━━ Supplied records ━━

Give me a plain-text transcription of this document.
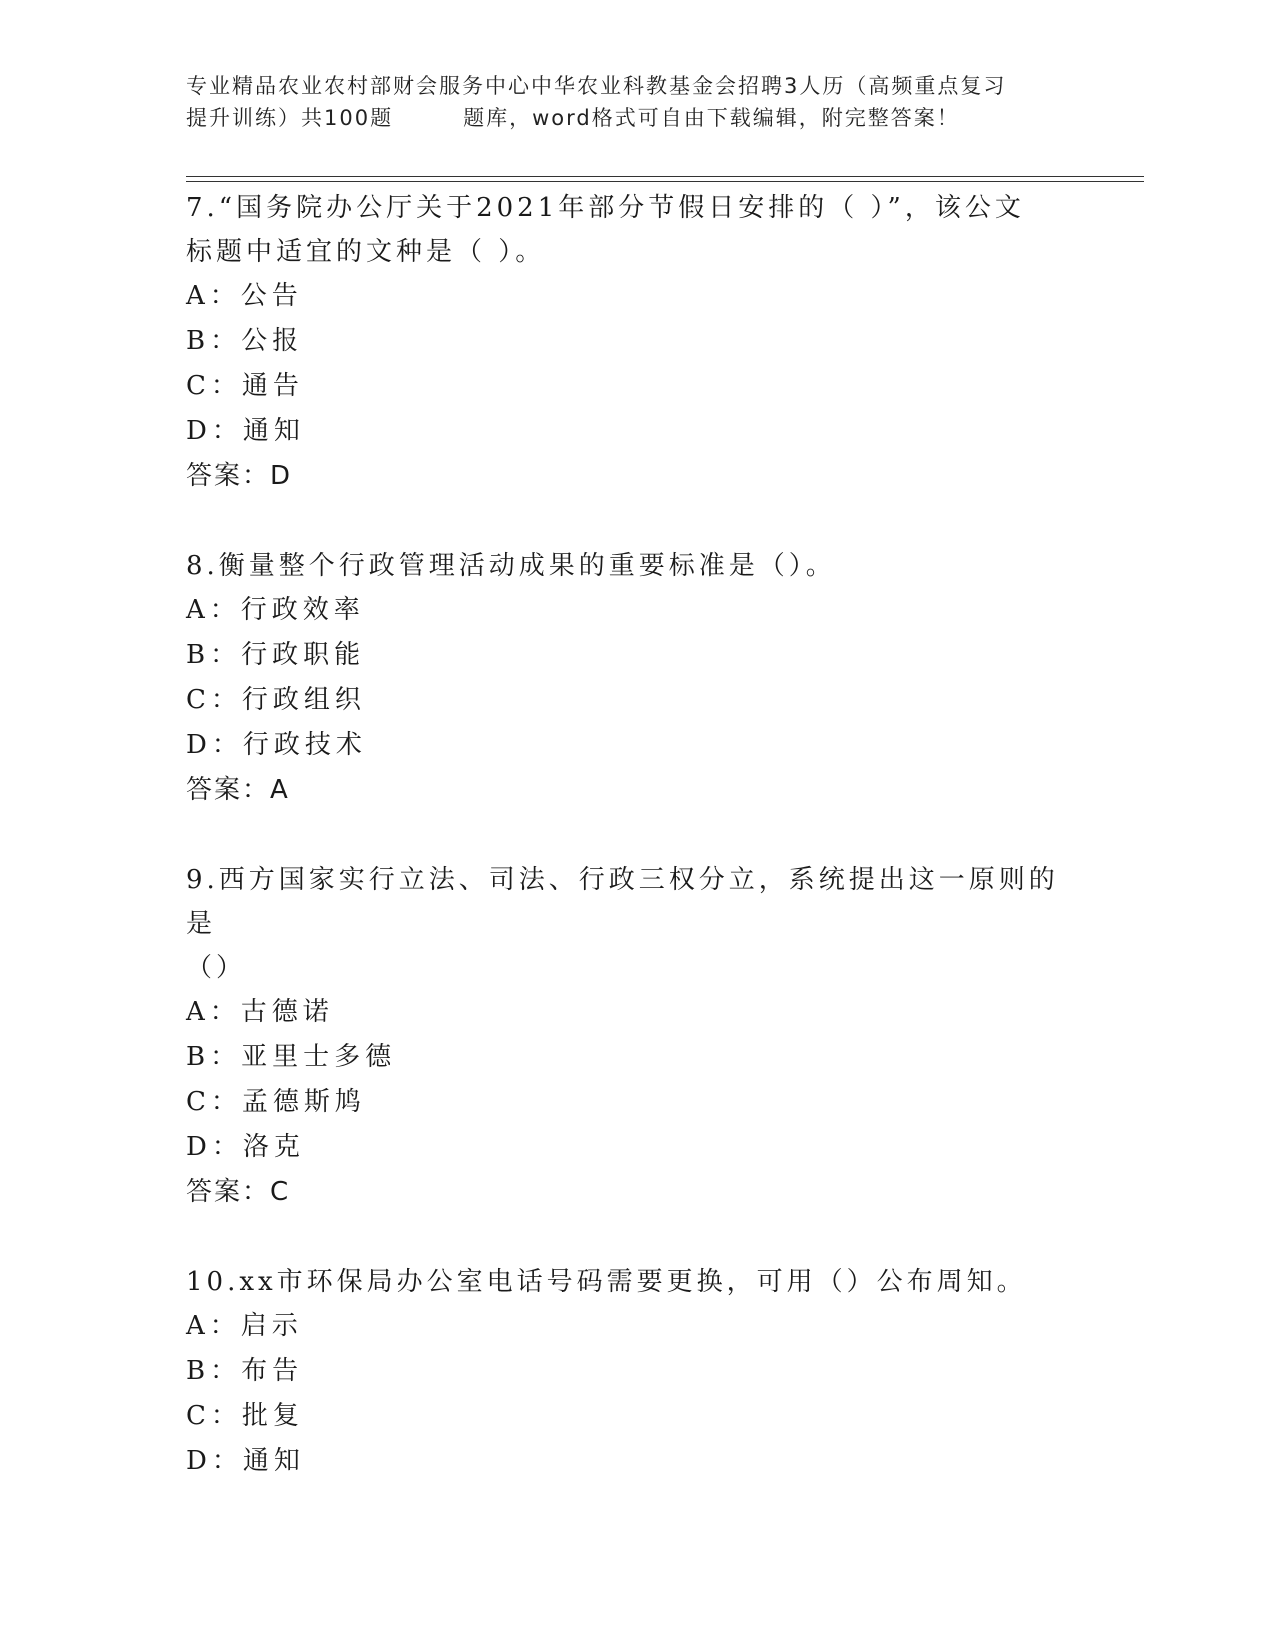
专业精品农业农村部财会服务中心中华农业科教基金会招聘3人历（高频重点复习
提升训练）共100题	题库，word格式可自由下载编辑，附完整答案！

7.“国务院办公厅关于2021年部分节假日安排的（ ）”，该公文

标题中适宜的文种是（ ）。

A：公告

B：公报

C：通告

D：通知

答案：D

8.衡量整个行政管理活动成果的重要标准是（）。

A：行政效率

B：行政职能

C：行政组织

D：行政技术

答案：A

9.西方国家实行立法、司法、行政三权分立，系统提出这一原则的是

（）

A：古德诺

B：亚里士多德

C：孟德斯鸠

D：洛克

答案：C

10.xx市环保局办公室电话号码需要更换，可用（）公布周知。

A：启示

B：布告

C：批复

D：通知
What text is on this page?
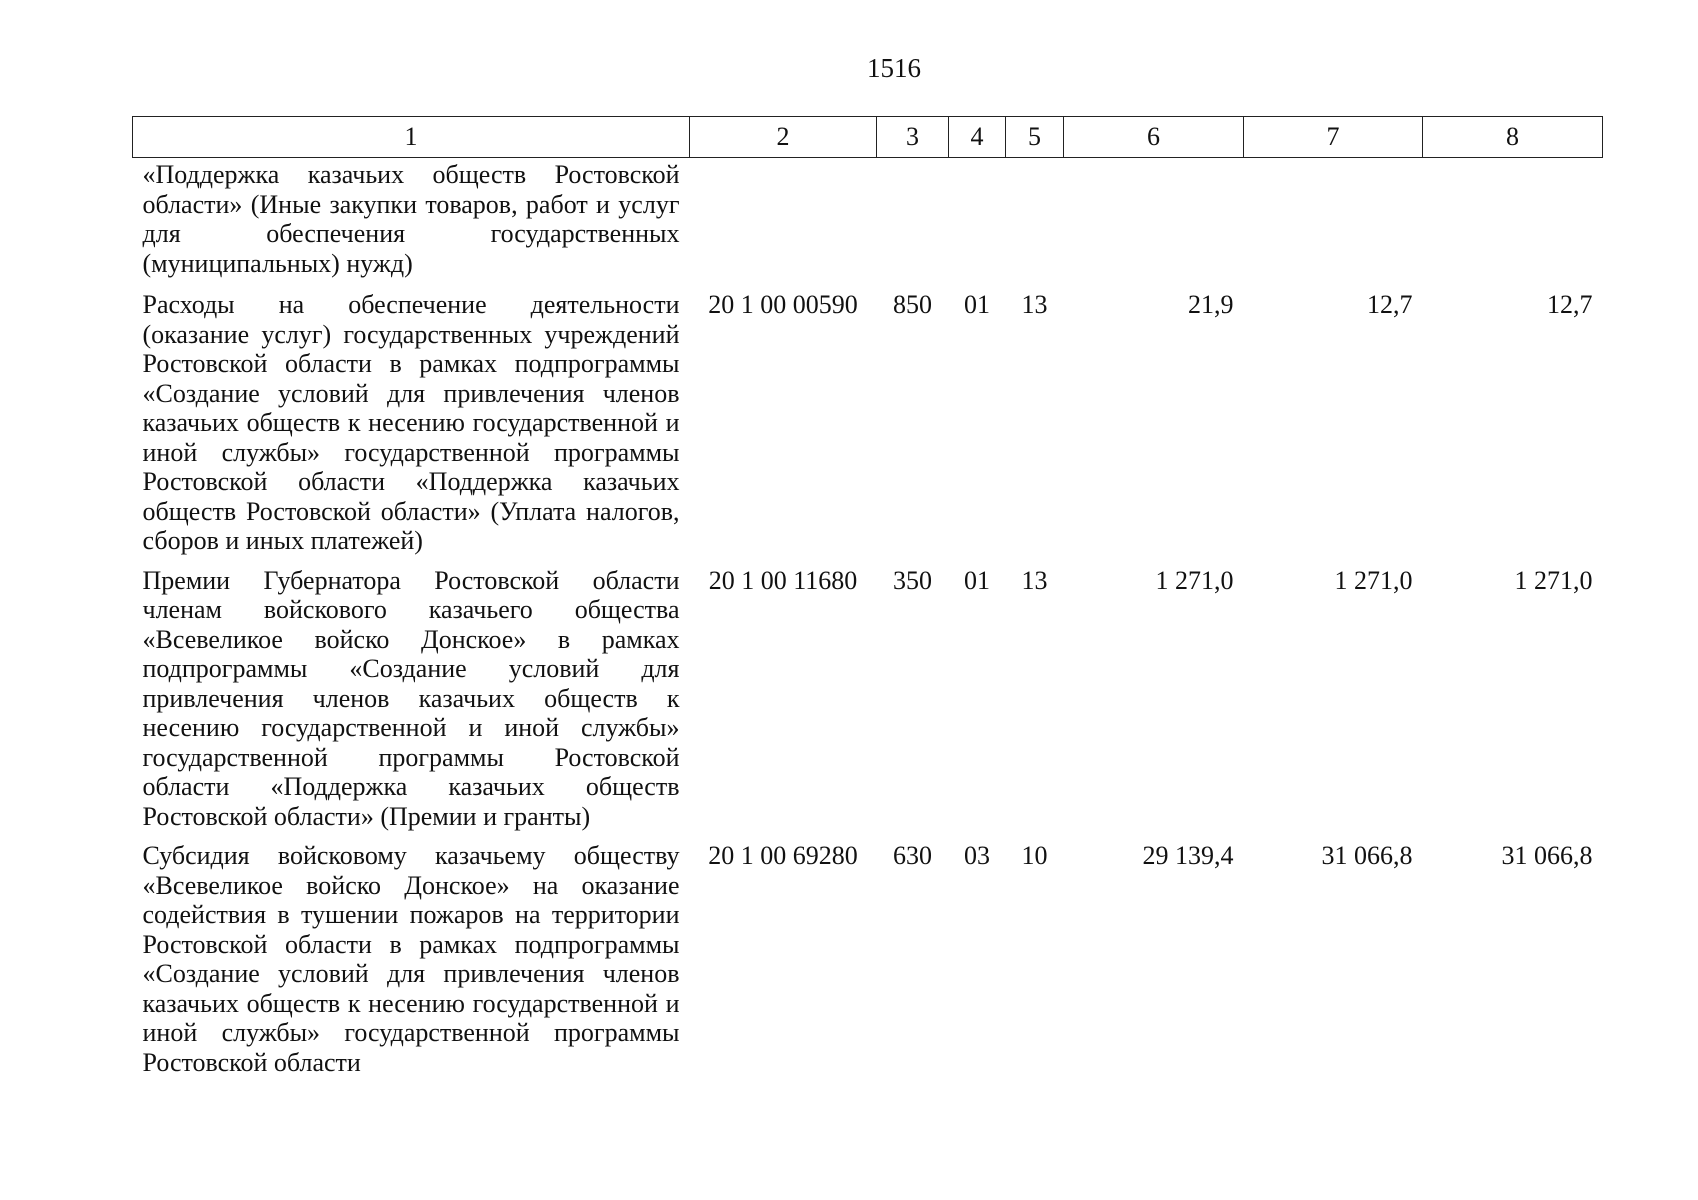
1516
1	2	3	4	5	6	7	8
«Поддержка казачьих обществ Ростовской области» (Иные закупки товаров, работ и услуг для обеспечения государственных (муниципальных) нужд)							
Расходы на обеспечение деятельности (оказание услуг) государственных учреждений Ростовской области в рамках подпрограммы «Создание условий для привлечения членов казачьих обществ к несению государственной и иной службы» государственной программы Ростовской области «Поддержка казачьих обществ Ростовской области» (Уплата налогов, сборов и иных платежей)	20 1 00 00590	850	01	13	21,9	12,7	12,7
Премии Губернатора Ростовской области членам войскового казачьего общества «Всевеликое войско Донское» в рамках подпрограммы «Создание условий для привлечения членов казачьих обществ к несению государственной и иной службы» государственной программы Ростовской области «Поддержка казачьих обществ Ростовской области» (Премии и гранты)	20 1 00 11680	350	01	13	1 271,0	1 271,0	1 271,0
Субсидия войсковому казачьему обществу «Всевеликое войско Донское» на оказание содействия в тушении пожаров на территории Ростовской области в рамках подпрограммы «Создание условий для привлечения членов казачьих обществ к несению государственной и иной службы» государственной программы Ростовской области	20 1 00 69280	630	03	10	29 139,4	31 066,8	31 066,8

━━━

_What is asked:_ Look through the material above and pick out each line holding the word "this".

_Full solution:_
Give me a plain-text transcription of this document.
What text is on this page?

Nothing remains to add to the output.